Part of a data file
-*-*-

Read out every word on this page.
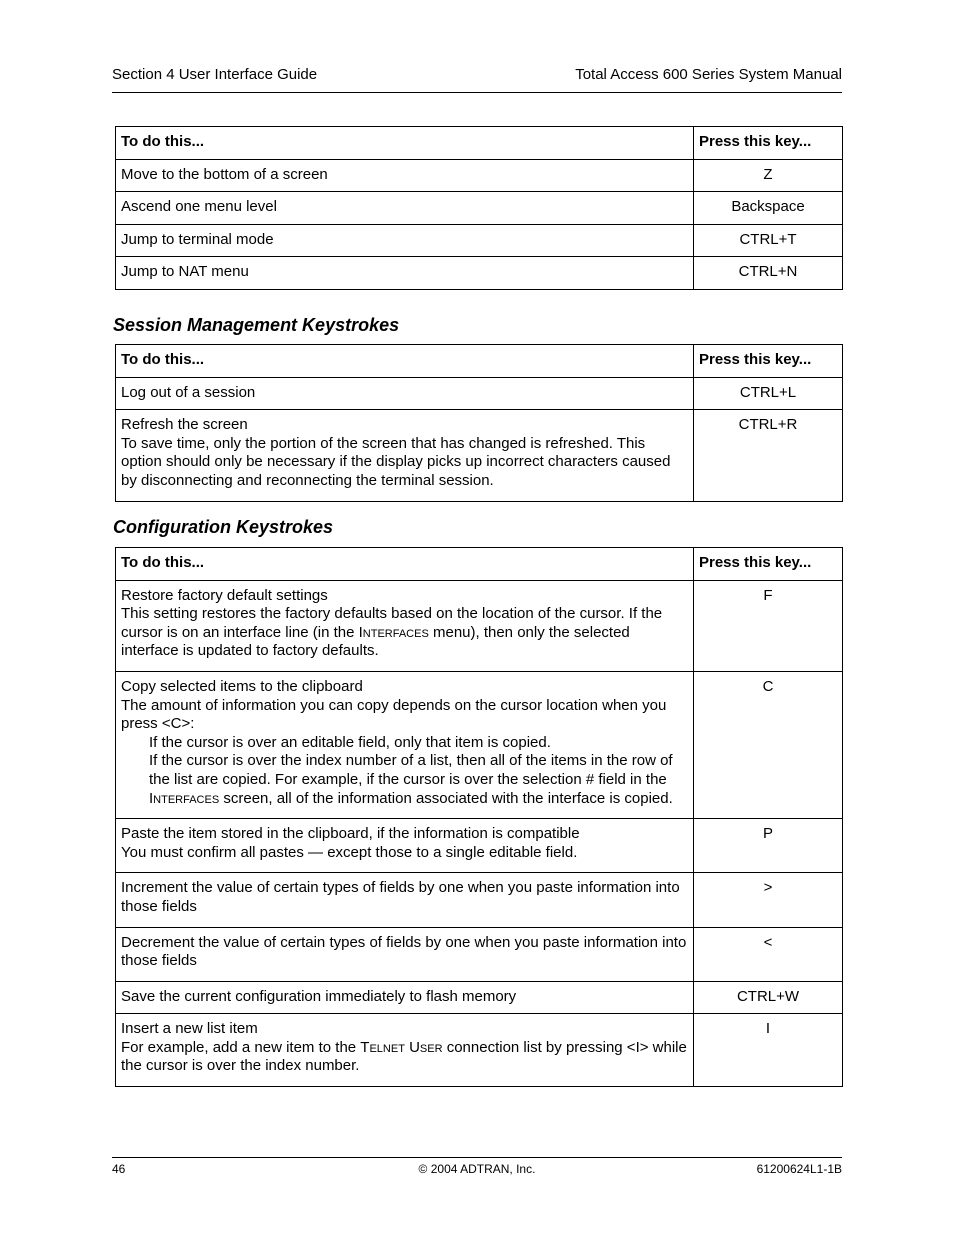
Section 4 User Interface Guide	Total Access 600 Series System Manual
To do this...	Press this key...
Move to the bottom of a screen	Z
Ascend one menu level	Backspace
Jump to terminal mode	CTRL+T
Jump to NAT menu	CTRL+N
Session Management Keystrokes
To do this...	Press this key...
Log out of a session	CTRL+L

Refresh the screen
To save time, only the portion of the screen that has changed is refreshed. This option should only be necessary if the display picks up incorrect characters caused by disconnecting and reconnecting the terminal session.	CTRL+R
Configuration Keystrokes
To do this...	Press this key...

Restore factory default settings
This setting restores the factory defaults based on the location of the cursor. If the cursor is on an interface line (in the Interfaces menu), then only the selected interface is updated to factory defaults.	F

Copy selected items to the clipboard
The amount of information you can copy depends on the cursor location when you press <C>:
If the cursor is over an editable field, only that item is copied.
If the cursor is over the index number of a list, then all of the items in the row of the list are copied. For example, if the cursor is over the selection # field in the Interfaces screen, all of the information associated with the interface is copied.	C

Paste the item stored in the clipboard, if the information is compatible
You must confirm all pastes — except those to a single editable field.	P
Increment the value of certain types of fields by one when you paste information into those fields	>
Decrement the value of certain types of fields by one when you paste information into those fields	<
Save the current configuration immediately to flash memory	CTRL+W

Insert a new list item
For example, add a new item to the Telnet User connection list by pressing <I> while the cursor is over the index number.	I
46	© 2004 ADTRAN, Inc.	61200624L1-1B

-*-*-

:: Brief ::
Copy all lines from the entries that contain the word "location".

:: Finished task ::
This setting restores the factory defaults based on the location of the cursor. If the cursor is on an interface line (in the Interfaces menu), then only the selected interface is updated to factory defaults.	F
The amount of information you can copy depends on the cursor location when you press <C>:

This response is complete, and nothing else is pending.